Dataset rows:
>> Start

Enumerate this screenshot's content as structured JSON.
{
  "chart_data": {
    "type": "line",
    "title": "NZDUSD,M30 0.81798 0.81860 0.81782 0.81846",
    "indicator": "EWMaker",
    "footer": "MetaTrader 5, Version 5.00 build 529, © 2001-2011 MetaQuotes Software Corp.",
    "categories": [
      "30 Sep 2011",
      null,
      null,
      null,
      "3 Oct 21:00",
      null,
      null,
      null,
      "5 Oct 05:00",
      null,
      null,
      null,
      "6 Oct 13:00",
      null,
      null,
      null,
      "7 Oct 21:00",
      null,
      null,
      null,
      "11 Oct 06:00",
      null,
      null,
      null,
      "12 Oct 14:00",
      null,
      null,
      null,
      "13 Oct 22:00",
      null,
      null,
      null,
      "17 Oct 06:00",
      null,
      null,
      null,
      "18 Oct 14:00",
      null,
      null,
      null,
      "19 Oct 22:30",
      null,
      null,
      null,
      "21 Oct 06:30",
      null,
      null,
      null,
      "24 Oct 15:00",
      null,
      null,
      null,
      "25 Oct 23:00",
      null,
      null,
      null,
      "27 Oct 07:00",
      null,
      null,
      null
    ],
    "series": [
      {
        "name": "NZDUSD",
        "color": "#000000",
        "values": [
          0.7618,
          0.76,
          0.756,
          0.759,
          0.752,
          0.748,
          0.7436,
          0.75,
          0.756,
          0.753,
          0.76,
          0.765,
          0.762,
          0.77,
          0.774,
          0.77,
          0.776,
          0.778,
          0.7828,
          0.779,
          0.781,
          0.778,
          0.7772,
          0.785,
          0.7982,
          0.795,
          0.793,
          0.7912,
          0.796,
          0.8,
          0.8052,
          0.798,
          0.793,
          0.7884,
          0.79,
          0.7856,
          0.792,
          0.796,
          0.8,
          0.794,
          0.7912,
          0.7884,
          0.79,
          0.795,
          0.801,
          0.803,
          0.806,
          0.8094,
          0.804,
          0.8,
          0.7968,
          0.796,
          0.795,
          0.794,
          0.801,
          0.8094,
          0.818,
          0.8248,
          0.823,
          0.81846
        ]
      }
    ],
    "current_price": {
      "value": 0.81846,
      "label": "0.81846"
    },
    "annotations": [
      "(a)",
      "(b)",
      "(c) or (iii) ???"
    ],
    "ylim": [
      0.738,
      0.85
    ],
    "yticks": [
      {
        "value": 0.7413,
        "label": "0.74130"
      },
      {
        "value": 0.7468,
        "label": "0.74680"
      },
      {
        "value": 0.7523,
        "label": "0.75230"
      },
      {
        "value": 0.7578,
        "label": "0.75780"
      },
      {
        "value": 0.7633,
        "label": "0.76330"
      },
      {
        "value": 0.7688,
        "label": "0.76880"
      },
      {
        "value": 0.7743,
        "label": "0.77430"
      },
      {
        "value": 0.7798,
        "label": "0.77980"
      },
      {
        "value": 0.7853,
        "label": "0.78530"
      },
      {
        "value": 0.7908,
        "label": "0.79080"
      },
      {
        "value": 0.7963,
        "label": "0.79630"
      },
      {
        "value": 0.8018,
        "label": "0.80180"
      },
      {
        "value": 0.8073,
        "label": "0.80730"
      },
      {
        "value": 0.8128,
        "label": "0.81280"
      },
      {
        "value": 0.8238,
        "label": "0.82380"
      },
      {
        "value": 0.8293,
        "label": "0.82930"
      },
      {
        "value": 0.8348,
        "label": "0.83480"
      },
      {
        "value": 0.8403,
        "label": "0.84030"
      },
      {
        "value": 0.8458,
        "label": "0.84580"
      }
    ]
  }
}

>> End

Task instructions → Determine the number of lines in the records that include the string "NZDUSD", and respond with that number only.

Answer to this exercise → 2